__Written problem__
Send back the entries below exactly as they appear.

━━━━━━━━━━━━━━━━━━━━━━━━━━━━━━

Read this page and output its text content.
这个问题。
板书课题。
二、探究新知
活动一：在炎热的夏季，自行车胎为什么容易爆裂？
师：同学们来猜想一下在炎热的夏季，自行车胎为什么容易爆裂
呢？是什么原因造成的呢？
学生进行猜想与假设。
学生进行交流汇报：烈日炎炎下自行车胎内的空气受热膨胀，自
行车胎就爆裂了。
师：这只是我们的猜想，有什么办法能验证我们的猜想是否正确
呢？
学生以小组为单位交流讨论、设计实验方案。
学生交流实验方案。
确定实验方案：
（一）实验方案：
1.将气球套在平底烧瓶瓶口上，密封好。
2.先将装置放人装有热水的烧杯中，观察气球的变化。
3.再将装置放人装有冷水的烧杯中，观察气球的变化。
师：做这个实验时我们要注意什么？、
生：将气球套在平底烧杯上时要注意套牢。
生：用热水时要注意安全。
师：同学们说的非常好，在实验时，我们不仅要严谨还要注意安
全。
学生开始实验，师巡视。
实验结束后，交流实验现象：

━━━━━━━━━━━━━━━━━━━━━━━━━━━━━━

__Reply to the task__
Read this page and output its text content.
这个问题。
板书课题。
二、探究新知
活动一：在炎热的夏季，自行车胎为什么容易爆裂？
师：同学们来猜想一下在炎热的夏季，自行车胎为什么容易爆裂
呢？是什么原因造成的呢？
学生进行猜想与假设。
学生进行交流汇报：烈日炎炎下自行车胎内的空气受热膨胀，自
行车胎就爆裂了。
师：这只是我们的猜想，有什么办法能验证我们的猜想是否正确
呢？
学生以小组为单位交流讨论、设计实验方案。
学生交流实验方案。
确定实验方案：
（一）实验方案：
1.将气球套在平底烧瓶瓶口上，密封好。
2.先将装置放人装有热水的烧杯中，观察气球的变化。
3.再将装置放人装有冷水的烧杯中，观察气球的变化。
师：做这个实验时我们要注意什么？、
生：将气球套在平底烧杯上时要注意套牢。
生：用热水时要注意安全。
师：同学们说的非常好，在实验时，我们不仅要严谨还要注意安
全。
学生开始实验，师巡视。
实验结束后，交流实验现象：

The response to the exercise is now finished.